Collect every line below that contains the word "training".

---------- EXCERPTED RECORDS ----------

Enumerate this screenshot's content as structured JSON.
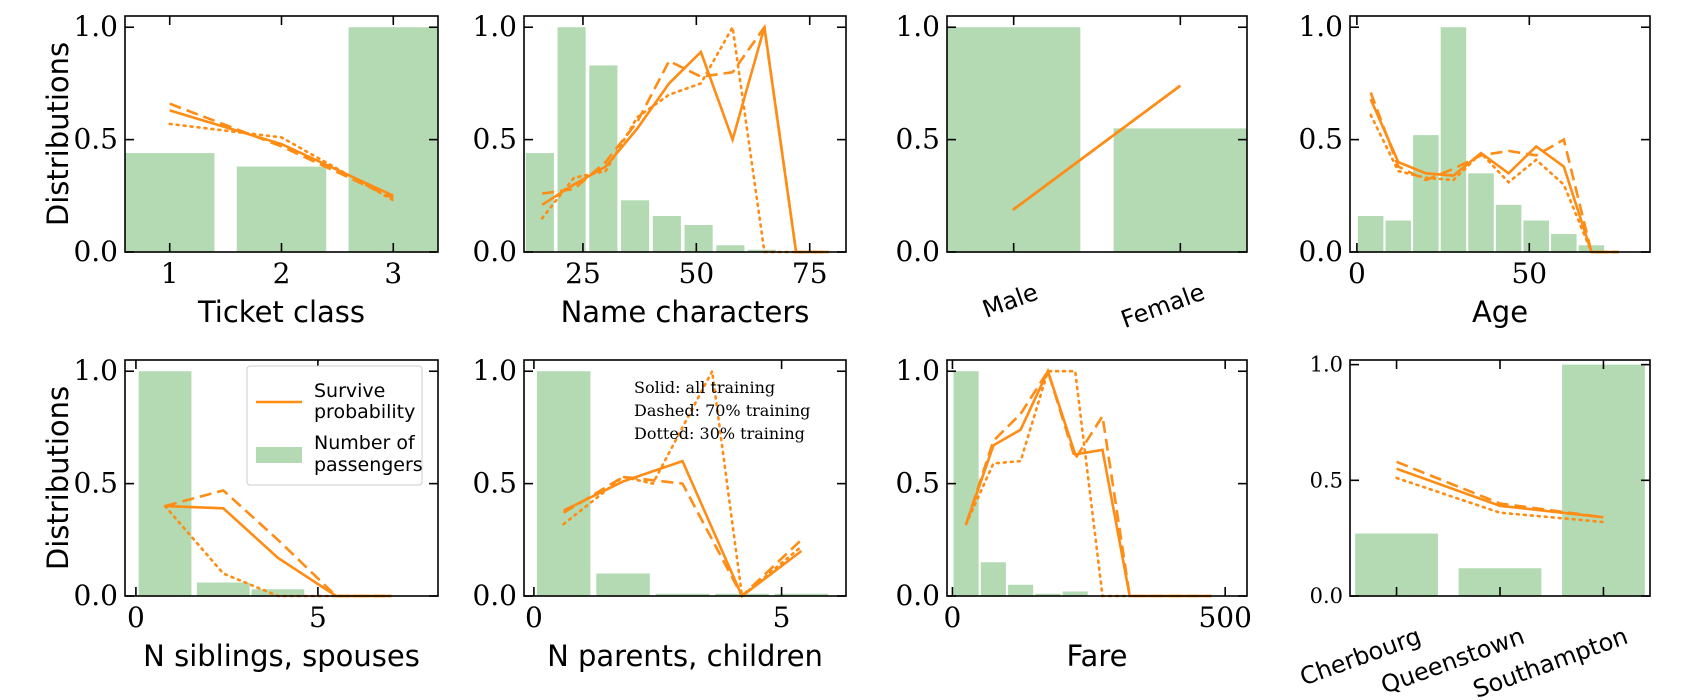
{
  "colors": {
    "bar": "#b3dab3",
    "line": "#ff8c14"
  },
  "legend": {
    "line_label": [
      "Survive",
      "probability"
    ],
    "bar_label": [
      "Number of",
      "passengers"
    ]
  },
  "annotation": [
    "Solid: all training",
    "Dashed: 70% training",
    "Dotted: 30% training"
  ],
  "chart_data": [
    {
      "type": "bar+line",
      "xlabel": "Ticket class",
      "ylabel": "Distributions",
      "xlim": [
        0.6,
        3.4
      ],
      "ylim": [
        0,
        1.05
      ],
      "xticks": [
        1,
        2,
        3
      ],
      "yticks": [
        0.0,
        0.5,
        1.0
      ],
      "bar_width": 0.8,
      "bars": {
        "x": [
          1,
          2,
          3
        ],
        "values": [
          0.44,
          0.38,
          1.0
        ]
      },
      "series": [
        {
          "style": "solid",
          "x": [
            1,
            2,
            3
          ],
          "values": [
            0.63,
            0.48,
            0.25
          ]
        },
        {
          "style": "dashed",
          "x": [
            1,
            2,
            3
          ],
          "values": [
            0.66,
            0.47,
            0.24
          ]
        },
        {
          "style": "dotted",
          "x": [
            1,
            2,
            3
          ],
          "values": [
            0.57,
            0.51,
            0.23
          ]
        }
      ]
    },
    {
      "type": "bar+line",
      "xlabel": "Name characters",
      "ylabel": "",
      "xlim": [
        12,
        83
      ],
      "ylim": [
        0,
        1.05
      ],
      "xticks": [
        25,
        50,
        75
      ],
      "yticks": [
        0.0,
        0.5,
        1.0
      ],
      "bar_width": 6.2,
      "bars": {
        "x": [
          15.5,
          22.5,
          29.5,
          36.5,
          43.5,
          50.5,
          57.5,
          64.5
        ],
        "values": [
          0.44,
          1.0,
          0.83,
          0.23,
          0.16,
          0.12,
          0.03,
          0.01
        ]
      },
      "series": [
        {
          "style": "solid",
          "x": [
            16,
            23,
            30,
            37,
            44,
            51,
            58,
            65,
            72,
            79
          ],
          "values": [
            0.21,
            0.3,
            0.38,
            0.55,
            0.75,
            0.89,
            0.5,
            1.0,
            0.0,
            0.0
          ]
        },
        {
          "style": "dashed",
          "x": [
            16,
            23,
            30,
            37,
            44,
            51,
            58,
            65,
            72,
            79
          ],
          "values": [
            0.26,
            0.28,
            0.4,
            0.58,
            0.85,
            0.78,
            0.8,
            1.0,
            0.0,
            0.0
          ]
        },
        {
          "style": "dotted",
          "x": [
            16,
            23,
            30,
            37,
            44,
            51,
            58,
            65,
            72,
            79
          ],
          "values": [
            0.15,
            0.33,
            0.36,
            0.6,
            0.7,
            0.75,
            1.0,
            0.0,
            0.0,
            0.0
          ]
        }
      ]
    },
    {
      "type": "bar+line",
      "xlabel": "",
      "ylabel": "",
      "xlim": [
        -0.4,
        1.4
      ],
      "ylim": [
        0,
        1.05
      ],
      "categories": [
        "Male",
        "Female"
      ],
      "yticks": [
        0.0,
        0.5,
        1.0
      ],
      "bar_width": 0.8,
      "bars": {
        "x": [
          0,
          1
        ],
        "values": [
          1.0,
          0.55
        ]
      },
      "series": [
        {
          "style": "solid",
          "x": [
            0,
            1
          ],
          "values": [
            0.19,
            0.74
          ]
        },
        {
          "style": "dashed",
          "x": [
            0,
            1
          ],
          "values": [
            0.19,
            0.74
          ]
        },
        {
          "style": "dotted",
          "x": [
            0,
            1
          ],
          "values": [
            0.19,
            0.74
          ]
        }
      ]
    },
    {
      "type": "bar+line",
      "xlabel": "Age",
      "ylabel": "",
      "xlim": [
        -2,
        85
      ],
      "ylim": [
        0,
        1.05
      ],
      "xticks": [
        0,
        50
      ],
      "yticks": [
        0.0,
        0.5,
        1.0
      ],
      "bar_width": 7.4,
      "bars": {
        "x": [
          4,
          12,
          20,
          28,
          36,
          44,
          52,
          60,
          68
        ],
        "values": [
          0.16,
          0.14,
          0.52,
          1.0,
          0.35,
          0.21,
          0.14,
          0.08,
          0.03
        ]
      },
      "series": [
        {
          "style": "solid",
          "x": [
            4,
            12,
            20,
            28,
            36,
            44,
            52,
            60,
            68,
            76
          ],
          "values": [
            0.68,
            0.4,
            0.35,
            0.34,
            0.44,
            0.35,
            0.47,
            0.38,
            0.0,
            0.0
          ]
        },
        {
          "style": "dashed",
          "x": [
            4,
            12,
            20,
            28,
            36,
            44,
            52,
            60,
            68,
            76
          ],
          "values": [
            0.71,
            0.38,
            0.32,
            0.37,
            0.43,
            0.45,
            0.43,
            0.5,
            0.0,
            0.0
          ]
        },
        {
          "style": "dotted",
          "x": [
            4,
            12,
            20,
            28,
            36,
            44,
            52,
            60,
            68,
            76
          ],
          "values": [
            0.61,
            0.36,
            0.33,
            0.32,
            0.44,
            0.31,
            0.41,
            0.3,
            0.0,
            0.0
          ]
        }
      ]
    },
    {
      "type": "bar+line",
      "xlabel": "N siblings, spouses",
      "ylabel": "Distributions",
      "xlim": [
        -0.3,
        8.3
      ],
      "ylim": [
        0,
        1.05
      ],
      "xticks": [
        0,
        5
      ],
      "yticks": [
        0.0,
        0.5,
        1.0
      ],
      "bar_width": 1.45,
      "bars": {
        "x": [
          0.8,
          2.4,
          3.9,
          5.4,
          7.0
        ],
        "values": [
          1.0,
          0.06,
          0.03,
          0.0,
          0.0
        ]
      },
      "series": [
        {
          "style": "solid",
          "x": [
            0.8,
            2.4,
            3.9,
            5.5,
            7.0
          ],
          "values": [
            0.4,
            0.39,
            0.17,
            0.0,
            0.0
          ]
        },
        {
          "style": "dashed",
          "x": [
            0.8,
            2.4,
            3.9,
            5.5,
            7.0
          ],
          "values": [
            0.4,
            0.47,
            0.25,
            0.0,
            0.0
          ]
        },
        {
          "style": "dotted",
          "x": [
            0.8,
            2.4,
            3.9,
            5.5,
            7.0
          ],
          "values": [
            0.4,
            0.1,
            0.0,
            0.0,
            0.0
          ]
        }
      ]
    },
    {
      "type": "bar+line",
      "xlabel": "N parents, children",
      "ylabel": "",
      "xlim": [
        -0.2,
        6.3
      ],
      "ylim": [
        0,
        1.05
      ],
      "xticks": [
        0,
        5
      ],
      "yticks": [
        0.0,
        0.5,
        1.0
      ],
      "bar_width": 1.08,
      "bars": {
        "x": [
          0.6,
          1.8,
          3.0,
          4.2,
          5.4
        ],
        "values": [
          1.0,
          0.1,
          0.01,
          0.01,
          0.01
        ]
      },
      "series": [
        {
          "style": "solid",
          "x": [
            0.6,
            1.8,
            3.0,
            4.2,
            5.4
          ],
          "values": [
            0.38,
            0.51,
            0.6,
            0.0,
            0.2
          ]
        },
        {
          "style": "dashed",
          "x": [
            0.6,
            1.8,
            3.0,
            4.2,
            5.4
          ],
          "values": [
            0.37,
            0.53,
            0.5,
            0.0,
            0.25
          ]
        },
        {
          "style": "dotted",
          "x": [
            0.6,
            1.8,
            2.4,
            3.6,
            4.2,
            5.4
          ],
          "values": [
            0.32,
            0.53,
            0.5,
            1.0,
            0.0,
            0.22
          ]
        }
      ]
    },
    {
      "type": "bar+line",
      "xlabel": "Fare",
      "ylabel": "",
      "xlim": [
        -10,
        540
      ],
      "ylim": [
        0,
        1.05
      ],
      "xticks": [
        0,
        500
      ],
      "yticks": [
        0.0,
        0.5,
        1.0
      ],
      "bar_width": 46,
      "bars": {
        "x": [
          25,
          75,
          125,
          175,
          225
        ],
        "values": [
          1.0,
          0.15,
          0.05,
          0.01,
          0.02
        ]
      },
      "series": [
        {
          "style": "solid",
          "x": [
            25,
            75,
            125,
            175,
            225,
            275,
            325,
            375,
            425,
            475
          ],
          "values": [
            0.32,
            0.67,
            0.74,
            1.0,
            0.63,
            0.65,
            0.0,
            0.0,
            0.0,
            0.0
          ]
        },
        {
          "style": "dashed",
          "x": [
            25,
            75,
            125,
            175,
            225,
            275,
            325,
            375,
            425,
            475
          ],
          "values": [
            0.32,
            0.69,
            0.81,
            1.0,
            0.61,
            0.8,
            0.0,
            0.0,
            0.0,
            0.0
          ]
        },
        {
          "style": "dotted",
          "x": [
            25,
            75,
            125,
            175,
            225,
            275,
            325
          ],
          "values": [
            0.32,
            0.59,
            0.6,
            1.0,
            1.0,
            0.0,
            0.0
          ]
        }
      ]
    },
    {
      "type": "bar+line",
      "xlabel": "",
      "ylabel": "",
      "xlim": [
        -0.45,
        2.45
      ],
      "ylim": [
        0,
        1.02
      ],
      "categories": [
        "Cherbourg",
        "Queenstown",
        "Southampton"
      ],
      "yticks": [
        0.0,
        0.5,
        1.0
      ],
      "bar_width": 0.8,
      "bars": {
        "x": [
          0,
          1,
          2
        ],
        "values": [
          0.27,
          0.12,
          1.0
        ]
      },
      "series": [
        {
          "style": "solid",
          "x": [
            0,
            1,
            2
          ],
          "values": [
            0.55,
            0.39,
            0.34
          ]
        },
        {
          "style": "dashed",
          "x": [
            0,
            1,
            2
          ],
          "values": [
            0.58,
            0.4,
            0.34
          ]
        },
        {
          "style": "dotted",
          "x": [
            0,
            1,
            2
          ],
          "values": [
            0.51,
            0.36,
            0.32
          ]
        }
      ]
    }
  ]
}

----------

**PROBLEM SOLUTION:**
    "Solid: all training",
    "Dashed: 70% training",
    "Dotted: 30% training"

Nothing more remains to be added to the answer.